Short exercise: Isolate every line in the data with the string "WIELKIE" and copy it.

==============================

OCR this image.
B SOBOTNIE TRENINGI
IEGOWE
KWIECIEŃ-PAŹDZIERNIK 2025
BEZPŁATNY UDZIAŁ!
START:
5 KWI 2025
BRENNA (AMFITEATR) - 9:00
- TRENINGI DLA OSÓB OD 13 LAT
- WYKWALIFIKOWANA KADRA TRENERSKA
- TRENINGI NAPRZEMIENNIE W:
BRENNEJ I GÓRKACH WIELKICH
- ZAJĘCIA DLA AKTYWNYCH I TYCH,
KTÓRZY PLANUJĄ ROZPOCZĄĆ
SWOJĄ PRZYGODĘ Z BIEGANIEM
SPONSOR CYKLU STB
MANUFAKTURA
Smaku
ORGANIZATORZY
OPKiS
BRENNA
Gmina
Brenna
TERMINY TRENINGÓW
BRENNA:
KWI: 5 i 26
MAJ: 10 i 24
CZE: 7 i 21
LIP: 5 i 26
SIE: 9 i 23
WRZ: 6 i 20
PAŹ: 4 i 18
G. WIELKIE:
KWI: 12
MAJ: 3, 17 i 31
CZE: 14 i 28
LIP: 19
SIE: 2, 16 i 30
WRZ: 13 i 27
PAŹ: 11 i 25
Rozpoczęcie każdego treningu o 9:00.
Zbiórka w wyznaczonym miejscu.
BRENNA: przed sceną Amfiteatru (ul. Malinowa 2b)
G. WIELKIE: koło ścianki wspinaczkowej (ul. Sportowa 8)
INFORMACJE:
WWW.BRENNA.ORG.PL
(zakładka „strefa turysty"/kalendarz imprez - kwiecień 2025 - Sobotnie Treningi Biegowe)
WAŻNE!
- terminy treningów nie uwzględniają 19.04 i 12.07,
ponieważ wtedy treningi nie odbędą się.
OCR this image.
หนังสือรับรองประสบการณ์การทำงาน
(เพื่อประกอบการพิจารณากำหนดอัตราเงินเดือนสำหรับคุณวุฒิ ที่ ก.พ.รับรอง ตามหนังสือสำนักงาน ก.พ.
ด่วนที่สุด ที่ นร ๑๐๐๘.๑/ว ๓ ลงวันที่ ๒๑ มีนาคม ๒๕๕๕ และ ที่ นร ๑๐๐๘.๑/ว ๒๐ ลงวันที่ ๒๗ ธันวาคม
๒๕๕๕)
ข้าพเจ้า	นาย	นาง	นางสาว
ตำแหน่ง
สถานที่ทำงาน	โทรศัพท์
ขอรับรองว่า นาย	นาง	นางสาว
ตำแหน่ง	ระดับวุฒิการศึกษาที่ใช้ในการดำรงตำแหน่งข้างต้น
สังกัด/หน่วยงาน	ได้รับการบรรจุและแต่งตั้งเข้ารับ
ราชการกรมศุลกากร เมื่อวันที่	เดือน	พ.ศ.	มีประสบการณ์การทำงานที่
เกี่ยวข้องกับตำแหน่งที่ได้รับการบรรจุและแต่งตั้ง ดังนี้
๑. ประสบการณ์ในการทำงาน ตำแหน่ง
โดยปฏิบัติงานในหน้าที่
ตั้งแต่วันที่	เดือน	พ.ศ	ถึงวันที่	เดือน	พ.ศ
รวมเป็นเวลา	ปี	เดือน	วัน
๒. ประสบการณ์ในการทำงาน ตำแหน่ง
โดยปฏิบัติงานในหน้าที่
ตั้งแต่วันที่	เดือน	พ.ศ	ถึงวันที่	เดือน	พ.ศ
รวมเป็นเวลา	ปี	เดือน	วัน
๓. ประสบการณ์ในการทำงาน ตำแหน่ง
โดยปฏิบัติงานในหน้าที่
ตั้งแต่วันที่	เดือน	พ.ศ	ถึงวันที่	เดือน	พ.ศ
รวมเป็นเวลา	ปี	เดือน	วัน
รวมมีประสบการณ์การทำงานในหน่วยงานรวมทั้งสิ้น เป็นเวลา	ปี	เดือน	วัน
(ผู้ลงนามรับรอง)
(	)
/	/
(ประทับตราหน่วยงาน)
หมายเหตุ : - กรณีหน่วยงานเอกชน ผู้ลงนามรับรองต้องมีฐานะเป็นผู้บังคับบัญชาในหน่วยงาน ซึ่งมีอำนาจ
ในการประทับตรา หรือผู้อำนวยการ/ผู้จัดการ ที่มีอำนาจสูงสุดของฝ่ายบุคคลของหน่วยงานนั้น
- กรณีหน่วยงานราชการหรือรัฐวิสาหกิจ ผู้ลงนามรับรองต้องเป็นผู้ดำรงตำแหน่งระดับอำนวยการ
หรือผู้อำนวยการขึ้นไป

==============================

Response to this task:
G. WIELKIE:
G. WIELKIE: koło ścianki wspinaczkowej (ul. Sportowa 8)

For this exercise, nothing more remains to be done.